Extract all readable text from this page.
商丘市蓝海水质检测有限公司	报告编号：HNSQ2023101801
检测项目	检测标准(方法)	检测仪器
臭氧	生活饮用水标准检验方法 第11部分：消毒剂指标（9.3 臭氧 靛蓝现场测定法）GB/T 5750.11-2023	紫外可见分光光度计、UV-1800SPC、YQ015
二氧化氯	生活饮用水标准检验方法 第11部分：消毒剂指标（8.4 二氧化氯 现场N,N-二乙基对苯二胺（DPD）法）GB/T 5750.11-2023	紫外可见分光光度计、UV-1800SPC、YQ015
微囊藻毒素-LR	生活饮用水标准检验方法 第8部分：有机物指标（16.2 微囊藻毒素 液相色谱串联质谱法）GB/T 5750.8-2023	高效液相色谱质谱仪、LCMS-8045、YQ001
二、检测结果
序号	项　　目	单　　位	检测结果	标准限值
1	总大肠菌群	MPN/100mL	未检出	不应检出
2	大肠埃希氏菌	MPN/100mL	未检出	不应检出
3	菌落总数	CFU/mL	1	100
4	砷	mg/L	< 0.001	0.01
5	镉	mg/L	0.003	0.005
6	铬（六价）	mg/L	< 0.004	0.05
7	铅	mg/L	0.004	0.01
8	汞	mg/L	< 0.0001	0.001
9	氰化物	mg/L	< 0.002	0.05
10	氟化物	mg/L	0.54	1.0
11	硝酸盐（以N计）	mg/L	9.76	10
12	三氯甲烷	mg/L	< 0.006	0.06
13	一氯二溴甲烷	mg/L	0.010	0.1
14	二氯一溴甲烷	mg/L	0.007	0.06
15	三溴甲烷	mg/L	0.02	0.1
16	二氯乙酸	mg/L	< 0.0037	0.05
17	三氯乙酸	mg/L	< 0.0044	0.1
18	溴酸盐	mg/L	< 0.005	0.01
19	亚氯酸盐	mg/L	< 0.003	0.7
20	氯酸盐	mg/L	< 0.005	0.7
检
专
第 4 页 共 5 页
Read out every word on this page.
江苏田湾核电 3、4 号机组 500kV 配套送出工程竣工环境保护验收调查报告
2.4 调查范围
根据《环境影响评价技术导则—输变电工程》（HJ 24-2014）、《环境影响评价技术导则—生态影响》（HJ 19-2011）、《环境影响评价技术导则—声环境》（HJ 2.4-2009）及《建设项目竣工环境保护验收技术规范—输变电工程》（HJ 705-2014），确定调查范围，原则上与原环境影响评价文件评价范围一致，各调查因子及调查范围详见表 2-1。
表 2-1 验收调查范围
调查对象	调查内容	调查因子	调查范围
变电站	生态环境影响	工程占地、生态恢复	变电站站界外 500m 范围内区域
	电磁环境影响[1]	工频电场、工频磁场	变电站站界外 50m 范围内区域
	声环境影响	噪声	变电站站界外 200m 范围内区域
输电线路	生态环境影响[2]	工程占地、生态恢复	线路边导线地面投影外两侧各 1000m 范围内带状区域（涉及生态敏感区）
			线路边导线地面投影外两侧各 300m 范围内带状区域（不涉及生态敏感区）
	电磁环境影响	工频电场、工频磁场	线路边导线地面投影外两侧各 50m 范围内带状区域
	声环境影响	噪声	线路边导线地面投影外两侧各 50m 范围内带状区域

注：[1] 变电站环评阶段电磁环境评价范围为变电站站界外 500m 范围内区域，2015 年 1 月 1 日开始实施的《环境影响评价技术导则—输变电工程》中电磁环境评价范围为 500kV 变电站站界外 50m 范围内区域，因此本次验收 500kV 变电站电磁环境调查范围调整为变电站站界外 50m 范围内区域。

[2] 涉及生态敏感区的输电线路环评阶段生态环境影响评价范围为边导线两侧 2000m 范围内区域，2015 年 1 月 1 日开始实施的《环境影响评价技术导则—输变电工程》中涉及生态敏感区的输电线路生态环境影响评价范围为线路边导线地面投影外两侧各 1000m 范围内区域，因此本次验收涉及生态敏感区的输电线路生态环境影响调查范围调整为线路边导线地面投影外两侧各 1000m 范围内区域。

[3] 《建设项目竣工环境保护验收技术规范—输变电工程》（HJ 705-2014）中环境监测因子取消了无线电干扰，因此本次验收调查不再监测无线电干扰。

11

++++++

▶ [REQUIRED TASK] How many lines in the records above hold the word "工频磁场"? Give only the number.

▶ [RESULT] 2